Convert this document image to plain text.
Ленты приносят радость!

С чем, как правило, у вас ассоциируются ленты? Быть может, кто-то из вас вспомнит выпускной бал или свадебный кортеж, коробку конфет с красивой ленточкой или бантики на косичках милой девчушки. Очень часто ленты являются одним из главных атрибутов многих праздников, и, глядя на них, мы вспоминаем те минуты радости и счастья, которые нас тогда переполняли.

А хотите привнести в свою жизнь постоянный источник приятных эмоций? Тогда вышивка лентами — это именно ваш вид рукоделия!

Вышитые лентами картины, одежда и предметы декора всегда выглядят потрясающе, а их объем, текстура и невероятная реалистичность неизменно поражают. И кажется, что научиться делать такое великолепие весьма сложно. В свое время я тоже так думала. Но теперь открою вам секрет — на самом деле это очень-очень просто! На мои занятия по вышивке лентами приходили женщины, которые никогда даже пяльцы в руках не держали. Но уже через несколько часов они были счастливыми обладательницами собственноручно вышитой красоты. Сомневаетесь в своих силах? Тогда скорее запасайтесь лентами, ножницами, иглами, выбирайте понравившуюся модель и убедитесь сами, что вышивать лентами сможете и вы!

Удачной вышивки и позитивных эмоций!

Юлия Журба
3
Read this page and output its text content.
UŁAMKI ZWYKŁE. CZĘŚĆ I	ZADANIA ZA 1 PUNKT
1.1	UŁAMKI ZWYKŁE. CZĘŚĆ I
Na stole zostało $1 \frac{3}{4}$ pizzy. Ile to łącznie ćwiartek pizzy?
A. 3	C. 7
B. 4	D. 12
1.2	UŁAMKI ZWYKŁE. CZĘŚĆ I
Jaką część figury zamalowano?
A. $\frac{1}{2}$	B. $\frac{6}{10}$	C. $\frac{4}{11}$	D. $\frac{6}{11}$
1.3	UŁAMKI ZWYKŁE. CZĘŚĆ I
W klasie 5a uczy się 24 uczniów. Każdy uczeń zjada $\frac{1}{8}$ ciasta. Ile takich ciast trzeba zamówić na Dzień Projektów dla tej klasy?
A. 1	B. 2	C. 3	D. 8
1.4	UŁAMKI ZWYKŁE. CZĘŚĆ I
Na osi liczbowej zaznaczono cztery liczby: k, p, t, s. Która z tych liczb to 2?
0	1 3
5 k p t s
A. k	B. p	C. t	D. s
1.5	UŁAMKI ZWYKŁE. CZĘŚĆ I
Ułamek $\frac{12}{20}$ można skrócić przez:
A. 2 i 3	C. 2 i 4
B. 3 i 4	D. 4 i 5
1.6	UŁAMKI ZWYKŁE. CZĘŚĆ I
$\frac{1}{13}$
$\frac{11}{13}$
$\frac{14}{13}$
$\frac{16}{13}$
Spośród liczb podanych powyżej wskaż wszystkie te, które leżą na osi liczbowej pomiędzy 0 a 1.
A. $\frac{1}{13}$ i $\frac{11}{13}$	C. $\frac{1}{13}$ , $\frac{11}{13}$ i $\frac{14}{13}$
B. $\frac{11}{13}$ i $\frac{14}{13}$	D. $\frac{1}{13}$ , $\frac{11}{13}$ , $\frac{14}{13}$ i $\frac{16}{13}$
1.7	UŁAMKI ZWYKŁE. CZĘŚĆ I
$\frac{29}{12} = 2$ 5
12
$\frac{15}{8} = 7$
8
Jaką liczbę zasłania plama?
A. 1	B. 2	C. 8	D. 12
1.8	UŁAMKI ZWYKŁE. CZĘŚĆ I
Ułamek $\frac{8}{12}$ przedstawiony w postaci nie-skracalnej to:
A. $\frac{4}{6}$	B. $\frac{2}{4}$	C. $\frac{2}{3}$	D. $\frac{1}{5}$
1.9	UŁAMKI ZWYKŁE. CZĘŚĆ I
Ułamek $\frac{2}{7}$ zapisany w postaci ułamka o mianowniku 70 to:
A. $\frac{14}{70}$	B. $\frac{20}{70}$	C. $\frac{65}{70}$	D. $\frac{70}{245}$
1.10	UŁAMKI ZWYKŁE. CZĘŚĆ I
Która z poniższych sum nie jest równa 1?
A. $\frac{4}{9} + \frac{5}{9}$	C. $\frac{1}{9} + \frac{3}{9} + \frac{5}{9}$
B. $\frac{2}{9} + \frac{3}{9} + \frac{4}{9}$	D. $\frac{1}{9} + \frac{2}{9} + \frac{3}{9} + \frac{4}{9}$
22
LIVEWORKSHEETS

□ □ □ □ □

= Directions for this task =
Write down the full listing again, exactly.

= In response =
Convert this document image to plain text.
Ленты приносят радость!

С чем, как правило, у вас ассоциируются ленты? Быть может, кто-то из вас вспомнит выпускной бал или свадебный кортеж, коробку конфет с красивой ленточкой или бантики на косичках милой девчушки. Очень часто ленты являются одним из главных атрибутов многих праздников, и, глядя на них, мы вспоминаем те минуты радости и счастья, которые нас тогда переполняли.

А хотите привнести в свою жизнь постоянный источник приятных эмоций? Тогда вышивка лентами — это именно ваш вид рукоделия!

Вышитые лентами картины, одежда и предметы декора всегда выглядят потрясающе, а их объем, текстура и невероятная реалистичность неизменно поражают. И кажется, что научиться делать такое великолепие весьма сложно. В свое время я тоже так думала. Но теперь открою вам секрет — на самом деле это очень-очень просто! На мои занятия по вышивке лентами приходили женщины, которые никогда даже пяльцы в руках не держали. Но уже через несколько часов они были счастливыми обладательницами собственноручно вышитой красоты. Сомневаетесь в своих силах? Тогда скорее запасайтесь лентами, ножницами, иглами, выбирайте понравившуюся модель и убедитесь сами, что вышивать лентами сможете и вы!

Удачной вышивки и позитивных эмоций!

Юлия Журба
3
Read this page and output its text content.
UŁAMKI ZWYKŁE. CZĘŚĆ I	ZADANIA ZA 1 PUNKT
1.1	UŁAMKI ZWYKŁE. CZĘŚĆ I
Na stole zostało $1 \frac{3}{4}$ pizzy. Ile to łącznie ćwiartek pizzy?
A. 3	C. 7
B. 4	D. 12
1.2	UŁAMKI ZWYKŁE. CZĘŚĆ I
Jaką część figury zamalowano?
A. $\frac{1}{2}$	B. $\frac{6}{10}$	C. $\frac{4}{11}$	D. $\frac{6}{11}$
1.3	UŁAMKI ZWYKŁE. CZĘŚĆ I
W klasie 5a uczy się 24 uczniów. Każdy uczeń zjada $\frac{1}{8}$ ciasta. Ile takich ciast trzeba zamówić na Dzień Projektów dla tej klasy?
A. 1	B. 2	C. 3	D. 8
1.4	UŁAMKI ZWYKŁE. CZĘŚĆ I
Na osi liczbowej zaznaczono cztery liczby: k, p, t, s. Która z tych liczb to 2?
0	1 3
5 k p t s
A. k	B. p	C. t	D. s
1.5	UŁAMKI ZWYKŁE. CZĘŚĆ I
Ułamek $\frac{12}{20}$ można skrócić przez:
A. 2 i 3	C. 2 i 4
B. 3 i 4	D. 4 i 5
1.6	UŁAMKI ZWYKŁE. CZĘŚĆ I
$\frac{1}{13}$
$\frac{11}{13}$
$\frac{14}{13}$
$\frac{16}{13}$
Spośród liczb podanych powyżej wskaż wszystkie te, które leżą na osi liczbowej pomiędzy 0 a 1.
A. $\frac{1}{13}$ i $\frac{11}{13}$	C. $\frac{1}{13}$ , $\frac{11}{13}$ i $\frac{14}{13}$
B. $\frac{11}{13}$ i $\frac{14}{13}$	D. $\frac{1}{13}$ , $\frac{11}{13}$ , $\frac{14}{13}$ i $\frac{16}{13}$
1.7	UŁAMKI ZWYKŁE. CZĘŚĆ I
$\frac{29}{12} = 2$ 5
12
$\frac{15}{8} = 7$
8
Jaką liczbę zasłania plama?
A. 1	B. 2	C. 8	D. 12
1.8	UŁAMKI ZWYKŁE. CZĘŚĆ I
Ułamek $\frac{8}{12}$ przedstawiony w postaci nie-skracalnej to:
A. $\frac{4}{6}$	B. $\frac{2}{4}$	C. $\frac{2}{3}$	D. $\frac{1}{5}$
1.9	UŁAMKI ZWYKŁE. CZĘŚĆ I
Ułamek $\frac{2}{7}$ zapisany w postaci ułamka o mianowniku 70 to:
A. $\frac{14}{70}$	B. $\frac{20}{70}$	C. $\frac{65}{70}$	D. $\frac{70}{245}$
1.10	UŁAMKI ZWYKŁE. CZĘŚĆ I
Która z poniższych sum nie jest równa 1?
A. $\frac{4}{9} + \frac{5}{9}$	C. $\frac{1}{9} + \frac{3}{9} + \frac{5}{9}$
B. $\frac{2}{9} + \frac{3}{9} + \frac{4}{9}$	D. $\frac{1}{9} + \frac{2}{9} + \frac{3}{9} + \frac{4}{9}$
22
LIVEWORKSHEETS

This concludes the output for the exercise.